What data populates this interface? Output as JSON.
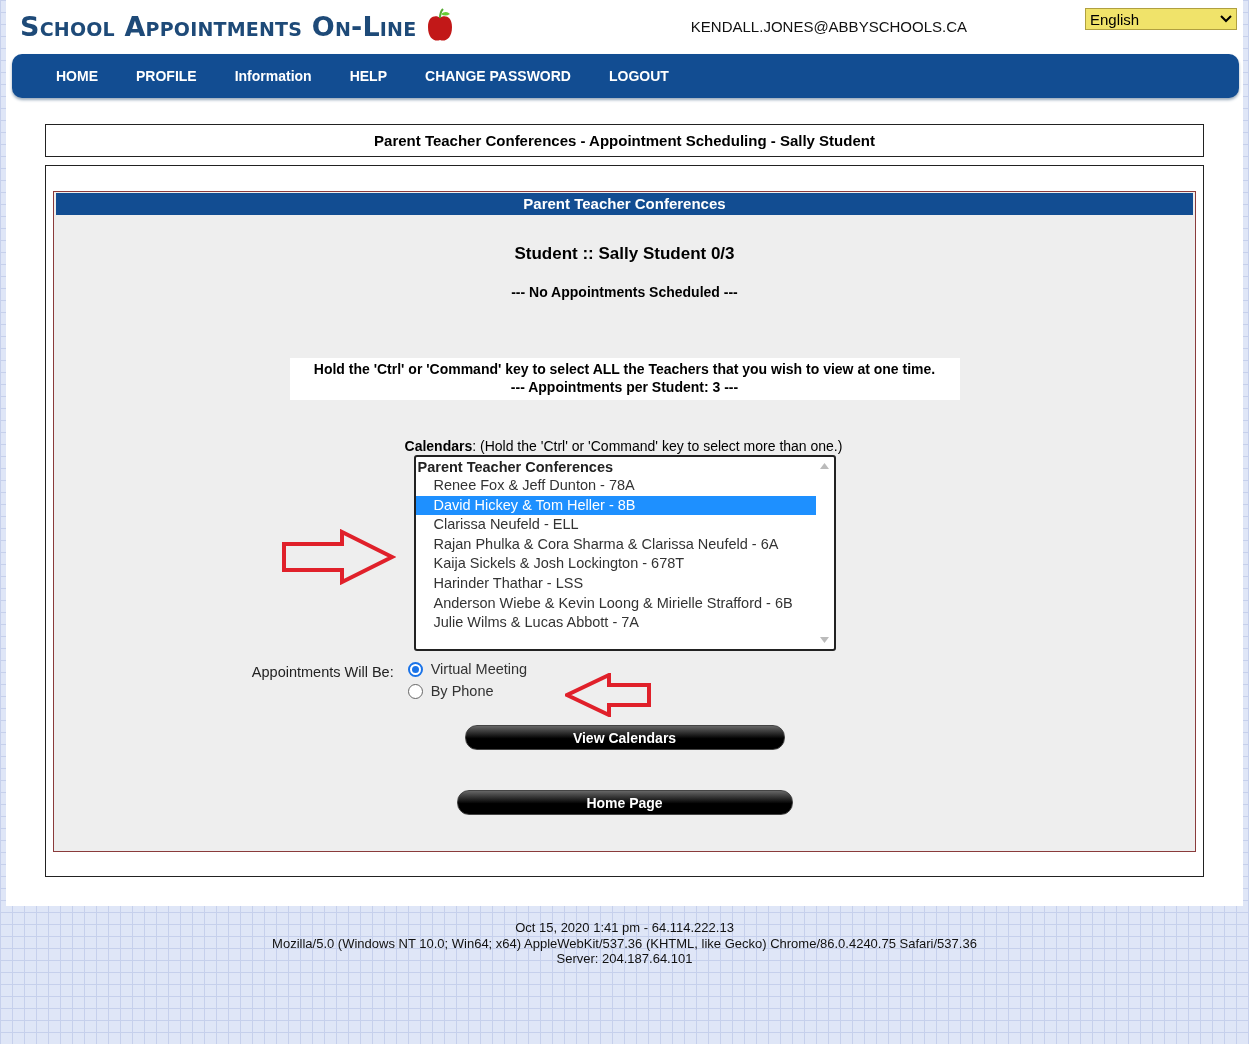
{
  "header": {
    "logo": "School Appointments On-Line",
    "email": "KENDALL.JONES@ABBYSCHOOLS.CA",
    "language": "English"
  },
  "nav": [
    "HOME",
    "PROFILE",
    "Information",
    "HELP",
    "CHANGE PASSWORD",
    "LOGOUT"
  ],
  "page_title": "Parent Teacher Conferences - Appointment Scheduling - Sally Student",
  "panel": {
    "title": "Parent Teacher Conferences",
    "student": "Student :: Sally Student 0/3",
    "status": "--- No Appointments Scheduled ---",
    "notice": [
      "Hold the 'Ctrl' or 'Command' key to select ALL the Teachers that you wish to view at one time.",
      "--- Appointments per Student: 3 ---"
    ],
    "calendars_label": "**Calendars**: (Hold the 'Ctrl' or 'Command' key to select more than one.)",
    "calendar_group": "Parent Teacher Conferences",
    "calendars": [
      {
        "label": "Renee Fox & Jeff Dunton - 78A",
        "selected": false
      },
      {
        "label": "David Hickey & Tom Heller - 8B",
        "selected": true
      },
      {
        "label": "Clarissa Neufeld - ELL",
        "selected": false
      },
      {
        "label": "Rajan Phulka & Cora Sharma & Clarissa Neufeld - 6A",
        "selected": false
      },
      {
        "label": "Kaija Sickels & Josh Lockington - 678T",
        "selected": false
      },
      {
        "label": "Harinder Thathar - LSS",
        "selected": false
      },
      {
        "label": "Anderson Wiebe & Kevin Loong & Mirielle Strafford - 6B",
        "selected": false
      },
      {
        "label": "Julie Wilms & Lucas Abbott - 7A",
        "selected": false
      }
    ],
    "mode_label": "Appointments Will Be:",
    "modes": [
      {
        "label": "Virtual Meeting",
        "selected": true
      },
      {
        "label": "By Phone",
        "selected": false
      }
    ],
    "buttons": [
      "View Calendars",
      "Home Page"
    ]
  },
  "footer": [
    "Oct 15, 2020 1:41 pm - 64.114.222.13",
    "Mozilla/5.0 (Windows NT 10.0; Win64; x64) AppleWebKit/537.36 (KHTML, like Gecko) Chrome/86.0.4240.75 Safari/537.36",
    "Server: 204.187.64.101"
  ]
}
+ + + + + + +
Check each line of the entries for the string "Ctrl". Copy the lines that have it.

* SOLUTION FOR THIS EXERCISE:
      "Hold the 'Ctrl' or 'Command' key to select ALL the Teachers that you wish to view at one time.",
    "calendars_label": "**Calendars**: (Hold the 'Ctrl' or 'Command' key to select more than one.)",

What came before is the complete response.